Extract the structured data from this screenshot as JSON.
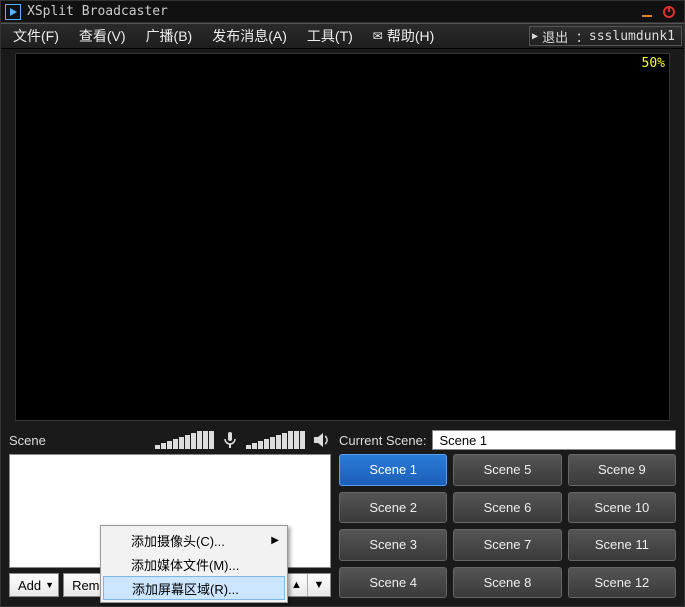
{
  "titlebar": {
    "app_title": "XSplit Broadcaster"
  },
  "menu": {
    "file": "文件(F)",
    "view": "查看(V)",
    "broadcast": "广播(B)",
    "publish": "发布消息(A)",
    "tools": "工具(T)",
    "help": "帮助(H)",
    "logout_prefix": "退出 ：",
    "username": "ssslumdunk1"
  },
  "preview": {
    "zoom": "50%"
  },
  "scene_panel": {
    "label": "Scene",
    "add_label": "Add",
    "remove_label": "Remove"
  },
  "context_menu": {
    "items": [
      {
        "label": "添加摄像头(C)...",
        "has_sub": true,
        "highlight": false
      },
      {
        "label": "添加媒体文件(M)...",
        "has_sub": false,
        "highlight": false
      },
      {
        "label": "添加屏幕区域(R)...",
        "has_sub": false,
        "highlight": true
      }
    ]
  },
  "current_scene": {
    "label": "Current Scene:",
    "value": "Scene 1"
  },
  "scenes": [
    {
      "label": "Scene 1",
      "active": true
    },
    {
      "label": "Scene 2",
      "active": false
    },
    {
      "label": "Scene 3",
      "active": false
    },
    {
      "label": "Scene 4",
      "active": false
    },
    {
      "label": "Scene 5",
      "active": false
    },
    {
      "label": "Scene 6",
      "active": false
    },
    {
      "label": "Scene 7",
      "active": false
    },
    {
      "label": "Scene 8",
      "active": false
    },
    {
      "label": "Scene 9",
      "active": false
    },
    {
      "label": "Scene 10",
      "active": false
    },
    {
      "label": "Scene 11",
      "active": false
    },
    {
      "label": "Scene 12",
      "active": false
    }
  ]
}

■ **EXERCISE INSTRUCTIONS**
Copy every record above exactly as written, but leave out the pictures.

■ **TASK OUTPUT**
Extract the structured data from this screenshot as JSON.
{
  "titlebar": {
    "app_title": "XSplit Broadcaster"
  },
  "menu": {
    "file": "文件(F)",
    "view": "查看(V)",
    "broadcast": "广播(B)",
    "publish": "发布消息(A)",
    "tools": "工具(T)",
    "help": "帮助(H)",
    "logout_prefix": "退出 ：",
    "username": "ssslumdunk1"
  },
  "preview": {
    "zoom": "50%"
  },
  "scene_panel": {
    "label": "Scene",
    "add_label": "Add",
    "remove_label": "Remove"
  },
  "context_menu": {
    "items": [
      {
        "label": "添加摄像头(C)...",
        "has_sub": true,
        "highlight": false
      },
      {
        "label": "添加媒体文件(M)...",
        "has_sub": false,
        "highlight": false
      },
      {
        "label": "添加屏幕区域(R)...",
        "has_sub": false,
        "highlight": true
      }
    ]
  },
  "current_scene": {
    "label": "Current Scene:",
    "value": "Scene 1"
  },
  "scenes": [
    {
      "label": "Scene 1",
      "active": true
    },
    {
      "label": "Scene 2",
      "active": false
    },
    {
      "label": "Scene 3",
      "active": false
    },
    {
      "label": "Scene 4",
      "active": false
    },
    {
      "label": "Scene 5",
      "active": false
    },
    {
      "label": "Scene 6",
      "active": false
    },
    {
      "label": "Scene 7",
      "active": false
    },
    {
      "label": "Scene 8",
      "active": false
    },
    {
      "label": "Scene 9",
      "active": false
    },
    {
      "label": "Scene 10",
      "active": false
    },
    {
      "label": "Scene 11",
      "active": false
    },
    {
      "label": "Scene 12",
      "active": false
    }
  ]
}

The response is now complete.